[Data records]

——

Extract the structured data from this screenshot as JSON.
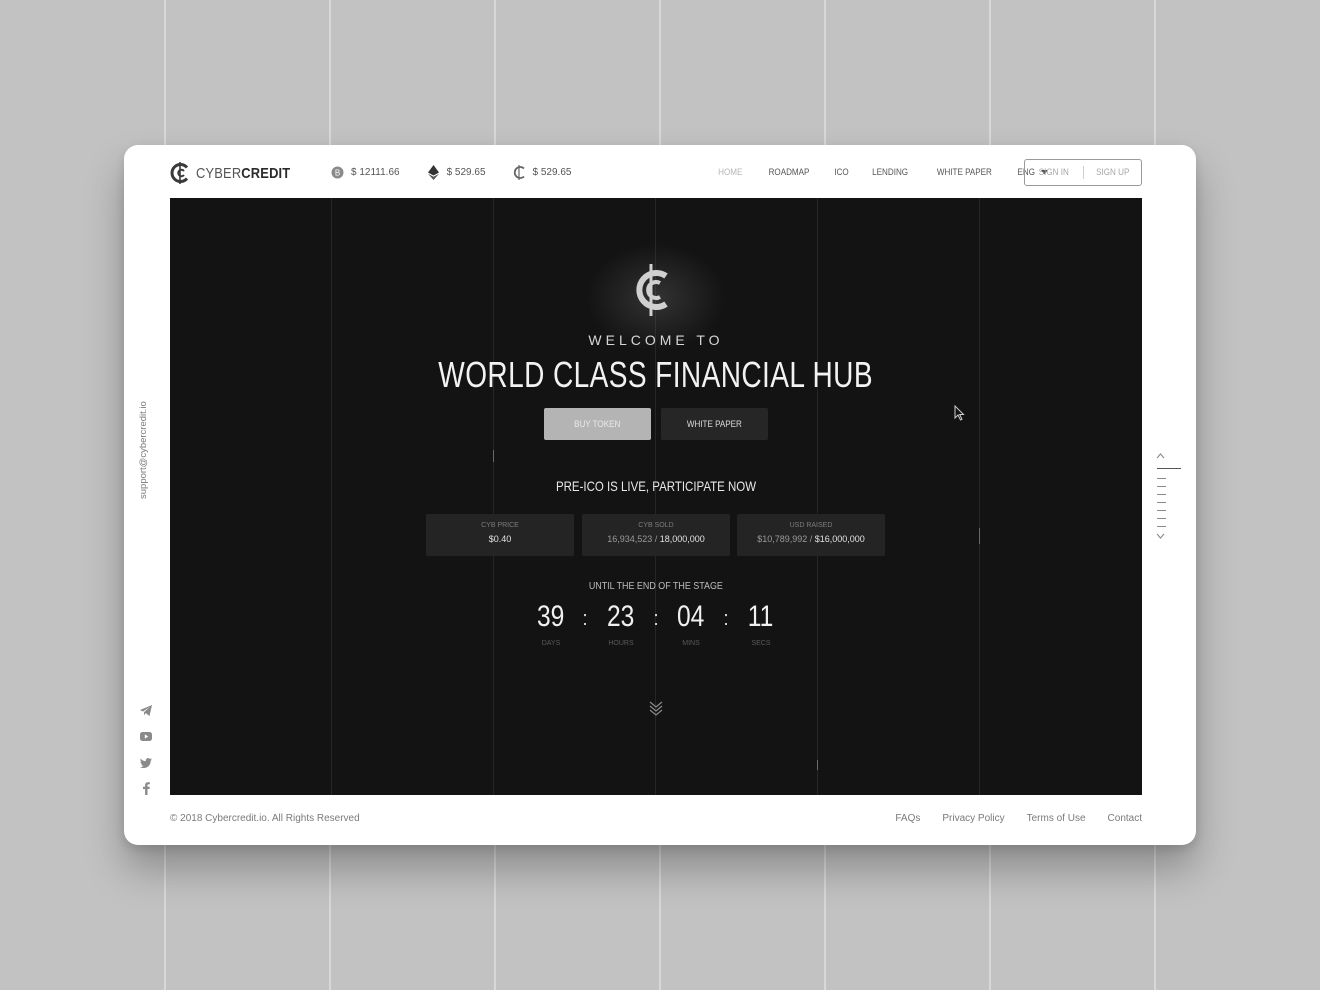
{
  "brand": {
    "name_light": "CYBER",
    "name_bold": "CREDIT"
  },
  "tickers": [
    {
      "icon": "bitcoin-icon",
      "price": "$ 12111.66"
    },
    {
      "icon": "ethereum-icon",
      "price": "$ 529.65"
    },
    {
      "icon": "cybercredit-icon",
      "price": "$ 529.65"
    }
  ],
  "nav": {
    "items": [
      "HOME",
      "ROADMAP",
      "ICO",
      "LENDING",
      "WHITE PAPER"
    ],
    "active": "HOME",
    "language": "ENG"
  },
  "auth": {
    "sign_in": "SIGN IN",
    "sign_up": "SIGN UP"
  },
  "hero": {
    "welcome": "WELCOME TO",
    "headline": "WORLD CLASS FINANCIAL HUB",
    "buy_token": "BUY TOKEN",
    "white_paper": "WHITE PAPER",
    "preico": "PRE-ICO IS LIVE, PARTICIPATE NOW",
    "stats": [
      {
        "label": "CYB PRICE",
        "value": "",
        "value_strong": "$0.40"
      },
      {
        "label": "CYB SOLD",
        "value": "16,934,523 / ",
        "value_strong": "18,000,000"
      },
      {
        "label": "USD RAISED",
        "value": "$10,789,992 / ",
        "value_strong": "$16,000,000"
      }
    ],
    "until": "UNTIL THE END OF THE STAGE",
    "countdown": [
      {
        "value": "39",
        "label": "DAYS"
      },
      {
        "value": "23",
        "label": "HOURS"
      },
      {
        "value": "04",
        "label": "MINS"
      },
      {
        "value": "11",
        "label": "SECS"
      }
    ],
    "separator": ":"
  },
  "side": {
    "email": "support@cybercredit.io",
    "socials": [
      "telegram-icon",
      "youtube-icon",
      "twitter-icon",
      "facebook-icon"
    ],
    "pager_current": 1
  },
  "footer": {
    "copyright": "© 2018 Cybercredit.io. All Rights Reserved",
    "links": [
      "FAQs",
      "Privacy Policy",
      "Terms of Use",
      "Contact"
    ]
  },
  "colors": {
    "hero_bg": "#131313",
    "frame_bg": "#ffffff",
    "page_bg": "#c2c2c2",
    "primary_button": "#b4b4b4"
  }
}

——

=== OBJECTIVE ===
Can the entries above be repeated exactly, without their pictures?

=== CORRECT ANSWER ===
Extract the structured data from this screenshot as JSON.
{
  "brand": {
    "name_light": "CYBER",
    "name_bold": "CREDIT"
  },
  "tickers": [
    {
      "icon": "bitcoin-icon",
      "price": "$ 12111.66"
    },
    {
      "icon": "ethereum-icon",
      "price": "$ 529.65"
    },
    {
      "icon": "cybercredit-icon",
      "price": "$ 529.65"
    }
  ],
  "nav": {
    "items": [
      "HOME",
      "ROADMAP",
      "ICO",
      "LENDING",
      "WHITE PAPER"
    ],
    "active": "HOME",
    "language": "ENG"
  },
  "auth": {
    "sign_in": "SIGN IN",
    "sign_up": "SIGN UP"
  },
  "hero": {
    "welcome": "WELCOME TO",
    "headline": "WORLD CLASS FINANCIAL HUB",
    "buy_token": "BUY TOKEN",
    "white_paper": "WHITE PAPER",
    "preico": "PRE-ICO IS LIVE, PARTICIPATE NOW",
    "stats": [
      {
        "label": "CYB PRICE",
        "value": "",
        "value_strong": "$0.40"
      },
      {
        "label": "CYB SOLD",
        "value": "16,934,523 / ",
        "value_strong": "18,000,000"
      },
      {
        "label": "USD RAISED",
        "value": "$10,789,992 / ",
        "value_strong": "$16,000,000"
      }
    ],
    "until": "UNTIL THE END OF THE STAGE",
    "countdown": [
      {
        "value": "39",
        "label": "DAYS"
      },
      {
        "value": "23",
        "label": "HOURS"
      },
      {
        "value": "04",
        "label": "MINS"
      },
      {
        "value": "11",
        "label": "SECS"
      }
    ],
    "separator": ":"
  },
  "side": {
    "email": "support@cybercredit.io",
    "socials": [
      "telegram-icon",
      "youtube-icon",
      "twitter-icon",
      "facebook-icon"
    ],
    "pager_current": 1
  },
  "footer": {
    "copyright": "© 2018 Cybercredit.io. All Rights Reserved",
    "links": [
      "FAQs",
      "Privacy Policy",
      "Terms of Use",
      "Contact"
    ]
  },
  "colors": {
    "hero_bg": "#131313",
    "frame_bg": "#ffffff",
    "page_bg": "#c2c2c2",
    "primary_button": "#b4b4b4"
  }
}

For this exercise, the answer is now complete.